Vanaf week 46 in 2013 worden er enige tijd 15 arbeidskrachten of meer per week verloond via het [bedrijf] . In de maanden ervoor waren dat 4 arbeidskrachten of minder per week.3
Op 31 augustus 2015 heeft de inspecteur aangekondigd een boekenonderzoek te starten. Doel van het boekenonderzoek is het vaststellen van de aanvaardbaarheid van de aangiften IB/PVV van de maten en de aangiften omzetbelasting en loonheffing van belanghebbende voor de jaren 2011 tot en met 2014.
Tijdens het boekenonderzoek is de inspecteur tot de bevinding gekomen dat de administratie van belanghebbende zowel voor de omzetbelasting als de loonheffingen niet voldoet aan de verplichtingen als bedoeld in artikel 52 AWR. De inspecteur heeft daarom de bestreden informatiebeschikking gegeven bij brief met dagtekening 14 oktober 2016.
De bevindingen van het boekenonderzoek zijn (verder) vastgelegd in een concept controlerapport van 9 december 2016 (hierna: het controlerapport).

☆ ☆ ☆ ☆ ☆

OPGAVEN:
[1] Beantwoord deze vragen over de tekst over het boekenonderzoek:
(a) Vanaf welke week in 2013 werden er enige tijd 15 arbeidskrachten of meer per week verloond?
(b) Op welke datum kondigde de inspecteur aan een boekenonderzoek te starten?
(c) Welke dagtekening heeft de brief waarbij de bestreden informatiebeschikking is gegeven?
[2] Kun je uit de tekst over het boekenonderzoek alles vanaf "Vanaf week 46" tot en met "en met 2014." opnieuw weergeven en daarin "inspecteur" vervangen door "belastinginspecteur"?
[3] Zet de tekst over het boekenonderzoek voort vanaf het punt waar die ophoudt.
De rijen staan los van de tekst over het boekenonderzoek.

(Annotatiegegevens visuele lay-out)
☆ ☆ ☆ ☆ ☆

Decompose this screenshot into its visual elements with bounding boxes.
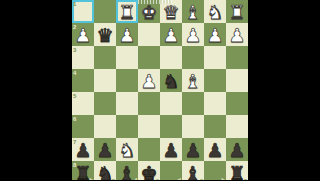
- piece-white-pawn[interactable]: ♟: [140, 70, 157, 93]
- piece-white-knight[interactable]: ♞: [206, 1, 223, 24]
- file-label-a: a: [244, 177, 247, 180]
- square-f2[interactable]: ♟: [116, 23, 138, 46]
- piece-white-pawn[interactable]: ♟: [228, 24, 245, 47]
- file-label-g: g: [111, 177, 115, 180]
- square-e4[interactable]: ♟: [138, 69, 160, 92]
- square-d5[interactable]: [160, 92, 182, 115]
- piece-black-pawn[interactable]: ♟: [184, 139, 201, 162]
- square-e8[interactable]: e♚: [138, 161, 160, 180]
- square-b6[interactable]: [204, 115, 226, 138]
- square-c6[interactable]: [182, 115, 204, 138]
- square-b8[interactable]: b: [204, 161, 226, 180]
- square-c7[interactable]: ♟: [182, 138, 204, 161]
- square-h1[interactable]: 1: [72, 0, 94, 23]
- square-f7[interactable]: ♞: [116, 138, 138, 161]
- square-a2[interactable]: ♟: [226, 23, 248, 46]
- file-label-b: b: [221, 177, 225, 180]
- rank-label-5: 5: [73, 93, 76, 99]
- piece-white-bishop[interactable]: ♝: [184, 1, 201, 24]
- square-h3[interactable]: 3: [72, 46, 94, 69]
- square-f4[interactable]: [116, 69, 138, 92]
- square-e7[interactable]: [138, 138, 160, 161]
- square-g3[interactable]: [94, 46, 116, 69]
- square-a7[interactable]: ♟: [226, 138, 248, 161]
- square-g7[interactable]: ♟: [94, 138, 116, 161]
- square-h4[interactable]: 4: [72, 69, 94, 92]
- piece-black-pawn[interactable]: ♟: [96, 139, 113, 162]
- square-b3[interactable]: [204, 46, 226, 69]
- square-e2[interactable]: [138, 23, 160, 46]
- square-e5[interactable]: [138, 92, 160, 115]
- rank-label-3: 3: [73, 47, 76, 53]
- square-c1[interactable]: ♝: [182, 0, 204, 23]
- file-label-c: c: [200, 177, 203, 180]
- square-a8[interactable]: a♜: [226, 161, 248, 180]
- piece-black-pawn[interactable]: ♟: [206, 139, 223, 162]
- file-label-h: h: [89, 177, 93, 180]
- square-a5[interactable]: [226, 92, 248, 115]
- piece-black-pawn[interactable]: ♟: [228, 139, 245, 162]
- rank-label-7: 7: [73, 139, 76, 145]
- square-g1[interactable]: [94, 0, 116, 23]
- piece-white-pawn[interactable]: ♟: [184, 24, 201, 47]
- piece-white-pawn[interactable]: ♟: [118, 24, 135, 47]
- square-h2[interactable]: 2♟: [72, 23, 94, 46]
- piece-white-rook[interactable]: ♜: [118, 1, 135, 24]
- rank-label-4: 4: [73, 70, 76, 76]
- square-g5[interactable]: [94, 92, 116, 115]
- square-d3[interactable]: [160, 46, 182, 69]
- chess-board[interactable]: 1♜♚♛♝♞♜2♟♛♟♟♟♟♟34♟♞♝567♟♟♞♟♟♟♟8h♜g♞f♝e♚d…: [72, 0, 248, 180]
- square-d6[interactable]: [160, 115, 182, 138]
- square-d2[interactable]: ♟: [160, 23, 182, 46]
- square-g4[interactable]: [94, 69, 116, 92]
- piece-black-pawn[interactable]: ♟: [162, 139, 179, 162]
- cropped-text-sliver: [138, 0, 172, 4]
- piece-black-bishop[interactable]: ♝: [118, 162, 135, 181]
- square-c3[interactable]: [182, 46, 204, 69]
- square-g8[interactable]: g♞: [94, 161, 116, 180]
- square-h8[interactable]: 8h♜: [72, 161, 94, 180]
- rank-label-8: 8: [73, 162, 76, 168]
- piece-white-pawn[interactable]: ♟: [162, 24, 179, 47]
- square-h6[interactable]: 6: [72, 115, 94, 138]
- square-f5[interactable]: [116, 92, 138, 115]
- square-f3[interactable]: [116, 46, 138, 69]
- square-a4[interactable]: [226, 69, 248, 92]
- file-label-e: e: [156, 177, 159, 180]
- piece-black-knight[interactable]: ♞: [162, 70, 179, 93]
- square-g6[interactable]: [94, 115, 116, 138]
- square-c5[interactable]: [182, 92, 204, 115]
- square-c4[interactable]: ♝: [182, 69, 204, 92]
- square-f8[interactable]: f♝: [116, 161, 138, 180]
- square-f1[interactable]: ♜: [116, 0, 138, 23]
- square-h5[interactable]: 5: [72, 92, 94, 115]
- piece-white-knight[interactable]: ♞: [118, 139, 135, 162]
- file-label-d: d: [177, 177, 181, 180]
- square-h7[interactable]: 7♟: [72, 138, 94, 161]
- piece-white-pawn[interactable]: ♟: [74, 24, 91, 47]
- piece-white-rook[interactable]: ♜: [228, 1, 245, 24]
- piece-black-queen[interactable]: ♛: [96, 24, 113, 47]
- file-label-f: f: [135, 177, 137, 180]
- square-e6[interactable]: [138, 115, 160, 138]
- square-g2[interactable]: ♛: [94, 23, 116, 46]
- rank-label-2: 2: [73, 24, 76, 30]
- square-b2[interactable]: ♟: [204, 23, 226, 46]
- square-f6[interactable]: [116, 115, 138, 138]
- rank-label-1: 1: [73, 1, 76, 7]
- square-c2[interactable]: ♟: [182, 23, 204, 46]
- video-frame: 1♜♚♛♝♞♜2♟♛♟♟♟♟♟34♟♞♝567♟♟♞♟♟♟♟8h♜g♞f♝e♚d…: [0, 0, 320, 180]
- square-a1[interactable]: ♜: [226, 0, 248, 23]
- square-a3[interactable]: [226, 46, 248, 69]
- square-e3[interactable]: [138, 46, 160, 69]
- square-b7[interactable]: ♟: [204, 138, 226, 161]
- square-d8[interactable]: d: [160, 161, 182, 180]
- piece-white-bishop[interactable]: ♝: [184, 70, 201, 93]
- square-d4[interactable]: ♞: [160, 69, 182, 92]
- rank-label-6: 6: [73, 116, 76, 122]
- piece-white-pawn[interactable]: ♟: [206, 24, 223, 47]
- square-d7[interactable]: ♟: [160, 138, 182, 161]
- square-b1[interactable]: ♞: [204, 0, 226, 23]
- square-a6[interactable]: [226, 115, 248, 138]
- piece-black-pawn[interactable]: ♟: [74, 139, 91, 162]
- square-c8[interactable]: c♝: [182, 161, 204, 180]
- square-b5[interactable]: [204, 92, 226, 115]
- square-b4[interactable]: [204, 69, 226, 92]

☆ ☆ ☆ ☆ ☆

DE ANTWOORDEN:
[1]
(a) Vanaf week 46.
(b) Op 31 augustus 2015.
(c) 14 oktober 2016.

[2]
Vanaf week 46 in 2013 worden er enige tijd 15 arbeidskrachten of meer per week verloond via het [bedrijf] . In de maanden ervoor waren dat 4 arbeidskrachten of minder per week.3
Op 31 augustus 2015 heeft de belastinginspecteur aangekondigd een boekenonderzoek te starten. Doel van het boekenonderzoek is het vaststellen van de aanvaardbaarheid van de aangiften IB/PVV van de maten en de aangiften omzetbelasting en loonheffing van belanghebbende voor de jaren 2011 tot en met 2014.

[3]
De rechtbank heeft de informatiebeschikking vernietigd voor zover die betrekking heeft op de op te leggen naheffingsaanslagen loonheffingen voor de periodes 1 januari 2011 tot en met 31 december 2011 en 1 oktober 2013 tot en met 31 december 2014.
3 Geschil en conclusies van partijen
Het geschil betreft het antwoord op de vraag of en zo ja in hoeverre de informatiebeschikking terecht is gegeven.
Belanghebbende concludeert tot vernietiging van de informatiebeschikking. De inspecteur concludeert tot volledige handhaving van de informatiebeschikking.